* _What the task requires_: Extract the text of every entry below exactly; leave images out.
________________
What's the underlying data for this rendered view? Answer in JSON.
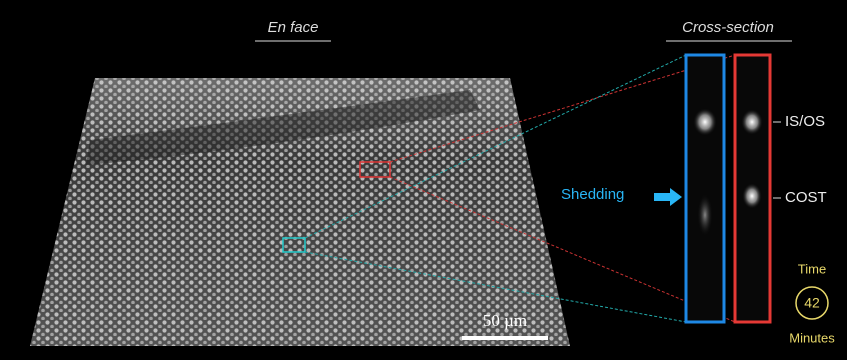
{
  "figure": {
    "en_face_label": "En face",
    "cross_section_label": "Cross-section",
    "shedding_label": "Shedding",
    "layers": [
      "IS/OS",
      "COST"
    ],
    "time_label": "Time",
    "time_value": "42",
    "time_unit": "Minutes",
    "scale_bar": "50 µm"
  }
}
________________
* _Solution for this problem_:
What's the underlying data for this rendered view? Answer in JSON.
{
  "figure": {
    "en_face_label": "En face",
    "cross_section_label": "Cross-section",
    "shedding_label": "Shedding",
    "layers": [
      "IS/OS",
      "COST"
    ],
    "time_label": "Time",
    "time_value": "42",
    "time_unit": "Minutes",
    "scale_bar": "50 µm"
  }
}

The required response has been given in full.